BEGIN Data listing

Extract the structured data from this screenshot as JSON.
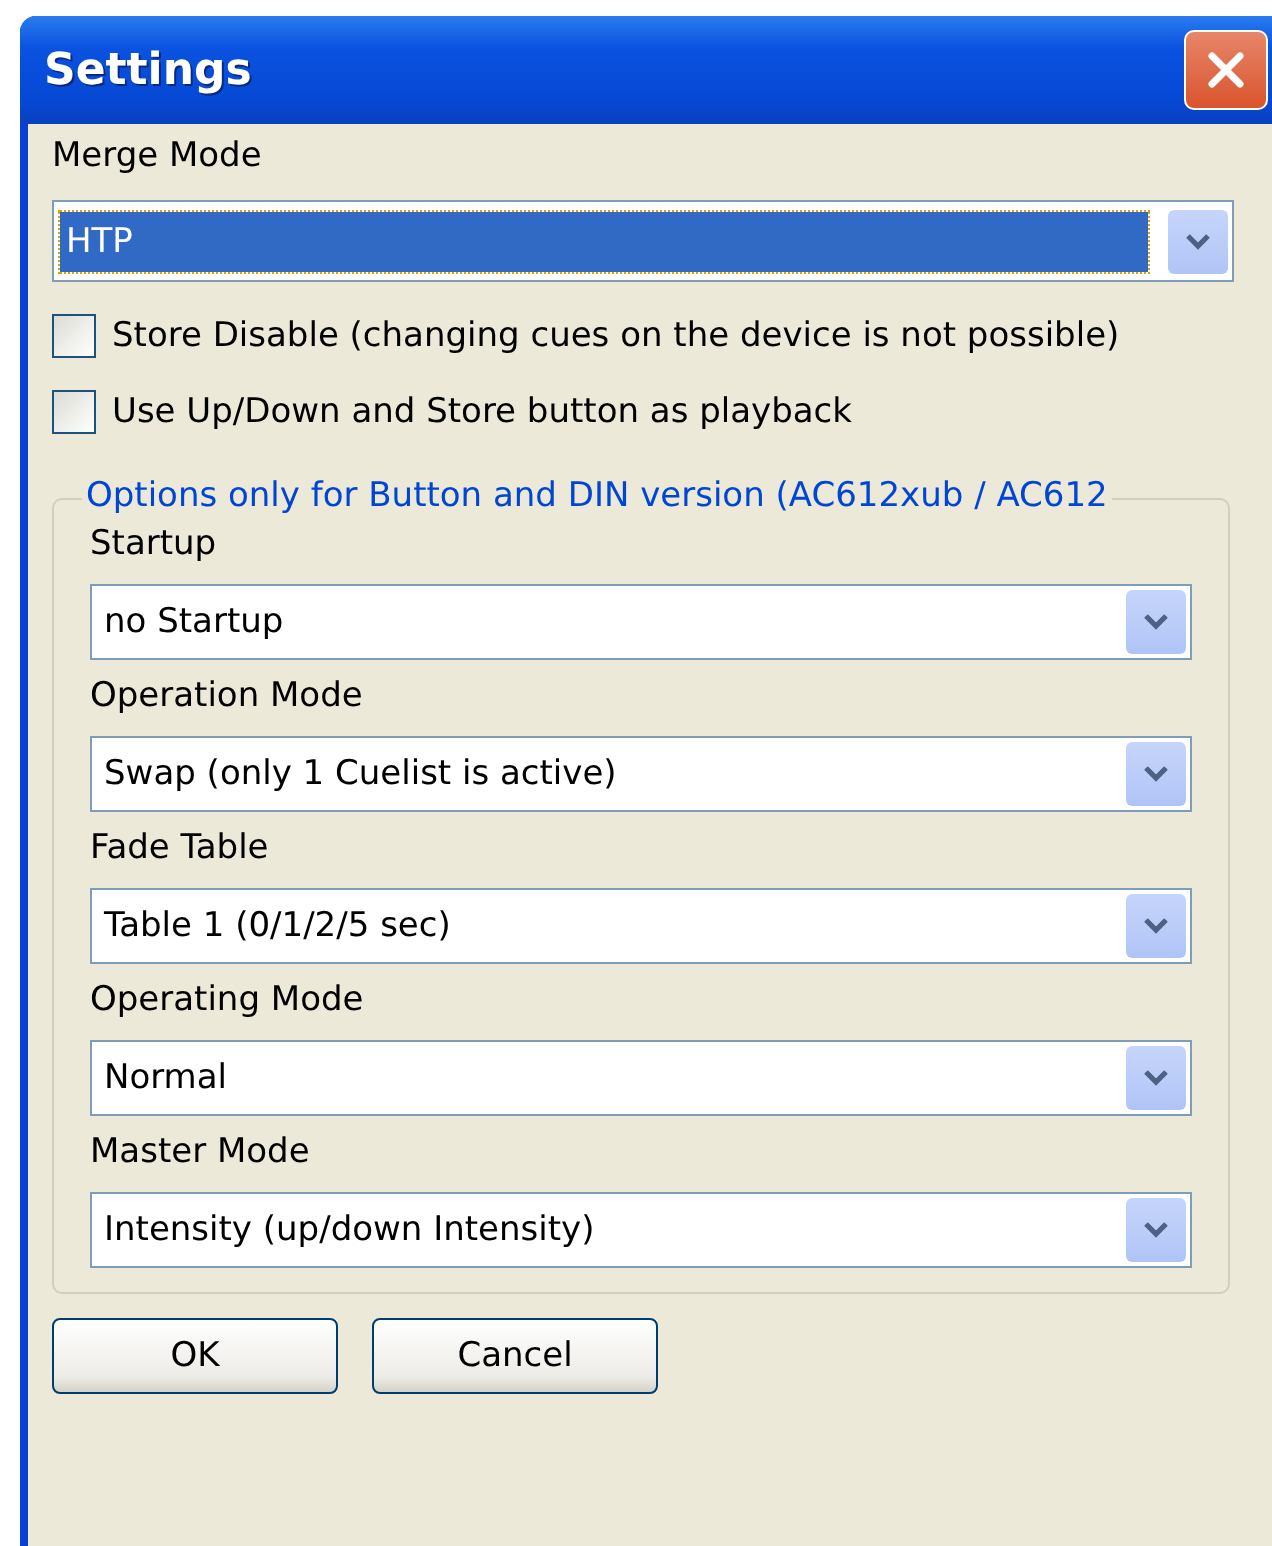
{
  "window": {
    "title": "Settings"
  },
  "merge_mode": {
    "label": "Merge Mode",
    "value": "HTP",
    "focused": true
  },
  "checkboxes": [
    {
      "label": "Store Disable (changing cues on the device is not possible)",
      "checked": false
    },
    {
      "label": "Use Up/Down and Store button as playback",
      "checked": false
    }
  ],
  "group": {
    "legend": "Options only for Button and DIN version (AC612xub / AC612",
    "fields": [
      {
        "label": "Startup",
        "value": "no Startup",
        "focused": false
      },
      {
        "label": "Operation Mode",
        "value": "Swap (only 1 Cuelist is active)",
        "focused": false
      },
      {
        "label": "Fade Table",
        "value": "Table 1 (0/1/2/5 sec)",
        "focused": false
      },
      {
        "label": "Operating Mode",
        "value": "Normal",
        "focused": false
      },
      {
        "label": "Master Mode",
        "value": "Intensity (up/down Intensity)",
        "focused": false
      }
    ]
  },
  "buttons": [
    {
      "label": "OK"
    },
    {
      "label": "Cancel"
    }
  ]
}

END Data listing

From the entries above, collect every line with the string "Store" in it.

      "label": "Store Disable (changing cues on the device is not possible)",
      "label": "Use Up/Down and Store button as playback",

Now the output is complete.